PROBLEM TO WORK ON
Each line of the data below that holds the word "Dendritic" is to be reported in full.

Records from a collection
^^^^^^^^^^^^^^^^

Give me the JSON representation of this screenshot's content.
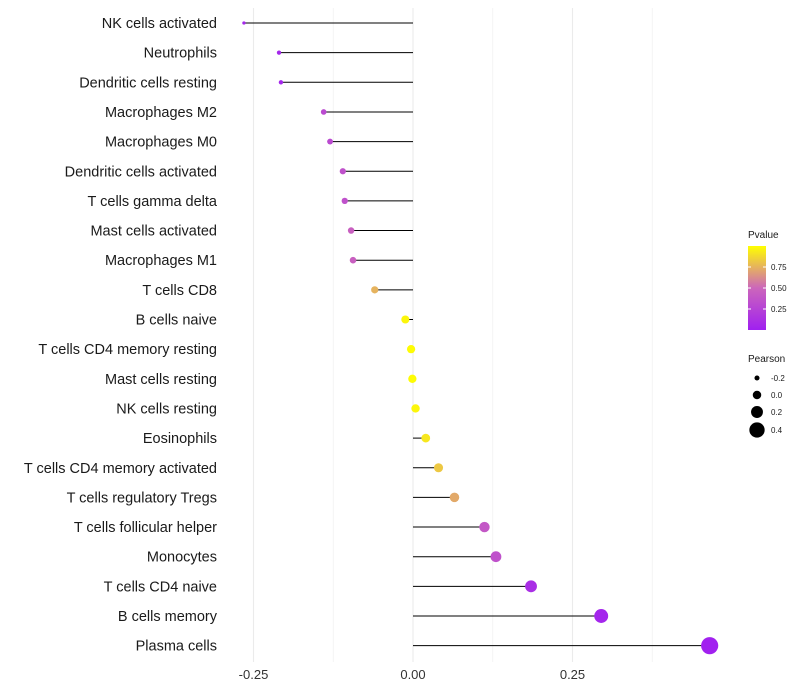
{
  "chart_data": {
    "type": "lollipop",
    "title": "",
    "xlabel": "",
    "ylabel": "",
    "xlim": [
      -0.3,
      0.47
    ],
    "x_ticks": [
      -0.25,
      0.0,
      0.25
    ],
    "x_tick_labels": [
      "-0.25",
      "0.00",
      "0.25"
    ],
    "grid": true,
    "categories": [
      "NK cells activated",
      "Neutrophils",
      "Dendritic cells resting",
      "Macrophages M2",
      "Macrophages M0",
      "Dendritic cells activated",
      "T cells gamma delta",
      "Mast cells activated",
      "Macrophages M1",
      "T cells CD8",
      "B cells naive",
      "T cells CD4 memory resting",
      "Mast cells resting",
      "NK cells resting",
      "Eosinophils",
      "T cells CD4 memory activated",
      "T cells regulatory  Tregs",
      "T cells follicular helper",
      "Monocytes",
      "T cells CD4 naive",
      "B cells memory",
      "Plasma cells"
    ],
    "values": [
      -0.265,
      -0.21,
      -0.207,
      -0.14,
      -0.13,
      -0.11,
      -0.107,
      -0.097,
      -0.094,
      -0.06,
      -0.012,
      -0.003,
      -0.001,
      0.004,
      0.02,
      0.04,
      0.065,
      0.112,
      0.13,
      0.185,
      0.295,
      0.465
    ],
    "pvalues": [
      0.05,
      0.05,
      0.05,
      0.3,
      0.3,
      0.35,
      0.35,
      0.45,
      0.45,
      0.75,
      0.97,
      0.99,
      0.99,
      0.97,
      0.92,
      0.82,
      0.72,
      0.4,
      0.35,
      0.1,
      0.04,
      0.01
    ],
    "legend_color": {
      "title": "Pvalue",
      "range": [
        0.0,
        1.0
      ],
      "ticks": [
        0.25,
        0.5,
        0.75
      ],
      "tick_labels": [
        "0.25",
        "0.50",
        "0.75"
      ],
      "low_color": "#a020f0",
      "mid_color": "#cc66bb",
      "high_color": "#ffff00",
      "position": "right"
    },
    "legend_size": {
      "title": "Pearson",
      "values": [
        -0.2,
        0.0,
        0.2,
        0.4
      ],
      "labels": [
        "-0.2",
        "0.0",
        "0.2",
        "0.4"
      ],
      "position": "right"
    }
  }
}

^^^^^^^^^^^^^^^^

EXERCISE SOLUTION
      "Dendritic cells resting",
      "Dendritic cells activated",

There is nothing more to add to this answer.